→ **INSTRUCTION**
All of the material below is to be repeated exactly.

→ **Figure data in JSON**

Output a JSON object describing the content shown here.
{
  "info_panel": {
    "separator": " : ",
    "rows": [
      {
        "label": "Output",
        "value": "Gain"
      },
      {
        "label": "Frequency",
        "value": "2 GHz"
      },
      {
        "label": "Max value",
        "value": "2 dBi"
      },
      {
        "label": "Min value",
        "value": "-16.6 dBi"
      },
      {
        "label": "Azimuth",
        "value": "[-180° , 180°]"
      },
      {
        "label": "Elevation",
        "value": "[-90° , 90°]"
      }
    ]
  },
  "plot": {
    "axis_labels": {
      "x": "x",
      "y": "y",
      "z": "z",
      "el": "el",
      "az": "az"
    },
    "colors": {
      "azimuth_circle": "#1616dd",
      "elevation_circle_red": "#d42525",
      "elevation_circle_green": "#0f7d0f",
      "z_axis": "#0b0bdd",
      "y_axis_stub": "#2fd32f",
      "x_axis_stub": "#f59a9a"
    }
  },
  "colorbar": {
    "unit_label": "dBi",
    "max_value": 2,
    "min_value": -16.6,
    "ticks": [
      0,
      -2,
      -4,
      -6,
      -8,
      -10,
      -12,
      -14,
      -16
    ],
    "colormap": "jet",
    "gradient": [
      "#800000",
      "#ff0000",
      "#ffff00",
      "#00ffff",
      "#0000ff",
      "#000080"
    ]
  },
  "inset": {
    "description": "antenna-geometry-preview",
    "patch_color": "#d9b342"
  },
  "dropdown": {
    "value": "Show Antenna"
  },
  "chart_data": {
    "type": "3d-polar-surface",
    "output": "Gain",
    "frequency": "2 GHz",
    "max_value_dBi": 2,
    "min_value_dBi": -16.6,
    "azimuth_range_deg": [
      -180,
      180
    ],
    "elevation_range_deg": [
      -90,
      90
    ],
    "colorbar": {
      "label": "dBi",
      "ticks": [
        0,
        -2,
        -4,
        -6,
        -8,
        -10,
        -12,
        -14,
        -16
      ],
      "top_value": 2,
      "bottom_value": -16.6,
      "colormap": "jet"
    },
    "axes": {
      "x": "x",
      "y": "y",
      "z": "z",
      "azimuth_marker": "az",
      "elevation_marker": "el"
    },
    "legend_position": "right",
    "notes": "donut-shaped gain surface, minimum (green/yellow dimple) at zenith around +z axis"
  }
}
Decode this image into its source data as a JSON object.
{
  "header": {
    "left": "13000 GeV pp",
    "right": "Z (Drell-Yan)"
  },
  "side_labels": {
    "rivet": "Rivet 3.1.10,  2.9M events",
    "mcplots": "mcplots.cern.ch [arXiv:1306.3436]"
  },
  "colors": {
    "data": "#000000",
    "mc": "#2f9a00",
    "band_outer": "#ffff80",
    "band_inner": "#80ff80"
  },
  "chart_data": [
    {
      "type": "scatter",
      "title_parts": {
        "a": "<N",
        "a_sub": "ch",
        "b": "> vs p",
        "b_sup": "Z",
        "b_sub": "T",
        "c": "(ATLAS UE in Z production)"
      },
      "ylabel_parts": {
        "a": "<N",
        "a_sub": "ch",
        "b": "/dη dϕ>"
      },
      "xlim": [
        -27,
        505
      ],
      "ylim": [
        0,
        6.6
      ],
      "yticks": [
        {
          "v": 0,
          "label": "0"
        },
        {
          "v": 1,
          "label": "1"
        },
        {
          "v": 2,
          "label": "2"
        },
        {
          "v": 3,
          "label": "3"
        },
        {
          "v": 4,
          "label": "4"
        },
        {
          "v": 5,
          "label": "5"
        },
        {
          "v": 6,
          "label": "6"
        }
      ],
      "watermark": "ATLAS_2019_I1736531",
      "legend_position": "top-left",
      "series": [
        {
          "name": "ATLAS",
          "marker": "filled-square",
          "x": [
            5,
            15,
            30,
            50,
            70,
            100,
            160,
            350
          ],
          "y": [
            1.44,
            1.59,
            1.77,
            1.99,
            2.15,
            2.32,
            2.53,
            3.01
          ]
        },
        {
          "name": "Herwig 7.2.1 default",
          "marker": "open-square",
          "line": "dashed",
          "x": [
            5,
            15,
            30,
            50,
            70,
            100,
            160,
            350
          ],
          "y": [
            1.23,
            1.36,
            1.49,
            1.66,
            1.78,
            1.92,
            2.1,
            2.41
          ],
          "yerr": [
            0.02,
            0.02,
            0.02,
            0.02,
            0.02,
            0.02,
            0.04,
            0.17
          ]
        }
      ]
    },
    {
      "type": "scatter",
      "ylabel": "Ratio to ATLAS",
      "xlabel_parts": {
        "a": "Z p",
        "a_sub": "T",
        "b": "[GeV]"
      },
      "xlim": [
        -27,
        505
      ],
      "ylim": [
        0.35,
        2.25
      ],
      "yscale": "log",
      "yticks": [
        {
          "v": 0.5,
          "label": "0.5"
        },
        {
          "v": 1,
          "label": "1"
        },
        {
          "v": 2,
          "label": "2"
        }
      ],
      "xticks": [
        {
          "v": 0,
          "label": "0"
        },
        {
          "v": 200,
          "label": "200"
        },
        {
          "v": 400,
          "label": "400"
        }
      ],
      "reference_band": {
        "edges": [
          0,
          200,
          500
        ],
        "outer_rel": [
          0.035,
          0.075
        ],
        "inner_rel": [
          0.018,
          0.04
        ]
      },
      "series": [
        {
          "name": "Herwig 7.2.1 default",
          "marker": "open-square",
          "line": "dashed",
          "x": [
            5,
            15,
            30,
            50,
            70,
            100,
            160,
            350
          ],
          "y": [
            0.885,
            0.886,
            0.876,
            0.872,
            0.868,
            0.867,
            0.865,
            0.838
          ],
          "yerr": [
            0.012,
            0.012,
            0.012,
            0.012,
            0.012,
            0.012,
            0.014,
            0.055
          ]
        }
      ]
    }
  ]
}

→ **TASK ANSWER**
Output a JSON object describing the content shown here.
{
  "info_panel": {
    "separator": " : ",
    "rows": [
      {
        "label": "Output",
        "value": "Gain"
      },
      {
        "label": "Frequency",
        "value": "2 GHz"
      },
      {
        "label": "Max value",
        "value": "2 dBi"
      },
      {
        "label": "Min value",
        "value": "-16.6 dBi"
      },
      {
        "label": "Azimuth",
        "value": "[-180° , 180°]"
      },
      {
        "label": "Elevation",
        "value": "[-90° , 90°]"
      }
    ]
  },
  "plot": {
    "axis_labels": {
      "x": "x",
      "y": "y",
      "z": "z",
      "el": "el",
      "az": "az"
    },
    "colors": {
      "azimuth_circle": "#1616dd",
      "elevation_circle_red": "#d42525",
      "elevation_circle_green": "#0f7d0f",
      "z_axis": "#0b0bdd",
      "y_axis_stub": "#2fd32f",
      "x_axis_stub": "#f59a9a"
    }
  },
  "colorbar": {
    "unit_label": "dBi",
    "max_value": 2,
    "min_value": -16.6,
    "ticks": [
      0,
      -2,
      -4,
      -6,
      -8,
      -10,
      -12,
      -14,
      -16
    ],
    "colormap": "jet",
    "gradient": [
      "#800000",
      "#ff0000",
      "#ffff00",
      "#00ffff",
      "#0000ff",
      "#000080"
    ]
  },
  "inset": {
    "description": "antenna-geometry-preview",
    "patch_color": "#d9b342"
  },
  "dropdown": {
    "value": "Show Antenna"
  },
  "chart_data": {
    "type": "3d-polar-surface",
    "output": "Gain",
    "frequency": "2 GHz",
    "max_value_dBi": 2,
    "min_value_dBi": -16.6,
    "azimuth_range_deg": [
      -180,
      180
    ],
    "elevation_range_deg": [
      -90,
      90
    ],
    "colorbar": {
      "label": "dBi",
      "ticks": [
        0,
        -2,
        -4,
        -6,
        -8,
        -10,
        -12,
        -14,
        -16
      ],
      "top_value": 2,
      "bottom_value": -16.6,
      "colormap": "jet"
    },
    "axes": {
      "x": "x",
      "y": "y",
      "z": "z",
      "azimuth_marker": "az",
      "elevation_marker": "el"
    },
    "legend_position": "right",
    "notes": "donut-shaped gain surface, minimum (green/yellow dimple) at zenith around +z axis"
  }
}
Decode this image into its source data as a JSON object.
{
  "header": {
    "left": "13000 GeV pp",
    "right": "Z (Drell-Yan)"
  },
  "side_labels": {
    "rivet": "Rivet 3.1.10,  2.9M events",
    "mcplots": "mcplots.cern.ch [arXiv:1306.3436]"
  },
  "colors": {
    "data": "#000000",
    "mc": "#2f9a00",
    "band_outer": "#ffff80",
    "band_inner": "#80ff80"
  },
  "chart_data": [
    {
      "type": "scatter",
      "title_parts": {
        "a": "<N",
        "a_sub": "ch",
        "b": "> vs p",
        "b_sup": "Z",
        "b_sub": "T",
        "c": "(ATLAS UE in Z production)"
      },
      "ylabel_parts": {
        "a": "<N",
        "a_sub": "ch",
        "b": "/dη dϕ>"
      },
      "xlim": [
        -27,
        505
      ],
      "ylim": [
        0,
        6.6
      ],
      "yticks": [
        {
          "v": 0,
          "label": "0"
        },
        {
          "v": 1,
          "label": "1"
        },
        {
          "v": 2,
          "label": "2"
        },
        {
          "v": 3,
          "label": "3"
        },
        {
          "v": 4,
          "label": "4"
        },
        {
          "v": 5,
          "label": "5"
        },
        {
          "v": 6,
          "label": "6"
        }
      ],
      "watermark": "ATLAS_2019_I1736531",
      "legend_position": "top-left",
      "series": [
        {
          "name": "ATLAS",
          "marker": "filled-square",
          "x": [
            5,
            15,
            30,
            50,
            70,
            100,
            160,
            350
          ],
          "y": [
            1.44,
            1.59,
            1.77,
            1.99,
            2.15,
            2.32,
            2.53,
            3.01
          ]
        },
        {
          "name": "Herwig 7.2.1 default",
          "marker": "open-square",
          "line": "dashed",
          "x": [
            5,
            15,
            30,
            50,
            70,
            100,
            160,
            350
          ],
          "y": [
            1.23,
            1.36,
            1.49,
            1.66,
            1.78,
            1.92,
            2.1,
            2.41
          ],
          "yerr": [
            0.02,
            0.02,
            0.02,
            0.02,
            0.02,
            0.02,
            0.04,
            0.17
          ]
        }
      ]
    },
    {
      "type": "scatter",
      "ylabel": "Ratio to ATLAS",
      "xlabel_parts": {
        "a": "Z p",
        "a_sub": "T",
        "b": "[GeV]"
      },
      "xlim": [
        -27,
        505
      ],
      "ylim": [
        0.35,
        2.25
      ],
      "yscale": "log",
      "yticks": [
        {
          "v": 0.5,
          "label": "0.5"
        },
        {
          "v": 1,
          "label": "1"
        },
        {
          "v": 2,
          "label": "2"
        }
      ],
      "xticks": [
        {
          "v": 0,
          "label": "0"
        },
        {
          "v": 200,
          "label": "200"
        },
        {
          "v": 400,
          "label": "400"
        }
      ],
      "reference_band": {
        "edges": [
          0,
          200,
          500
        ],
        "outer_rel": [
          0.035,
          0.075
        ],
        "inner_rel": [
          0.018,
          0.04
        ]
      },
      "series": [
        {
          "name": "Herwig 7.2.1 default",
          "marker": "open-square",
          "line": "dashed",
          "x": [
            5,
            15,
            30,
            50,
            70,
            100,
            160,
            350
          ],
          "y": [
            0.885,
            0.886,
            0.876,
            0.872,
            0.868,
            0.867,
            0.865,
            0.838
          ],
          "yerr": [
            0.012,
            0.012,
            0.012,
            0.012,
            0.012,
            0.012,
            0.014,
            0.055
          ]
        }
      ]
    }
  ]
}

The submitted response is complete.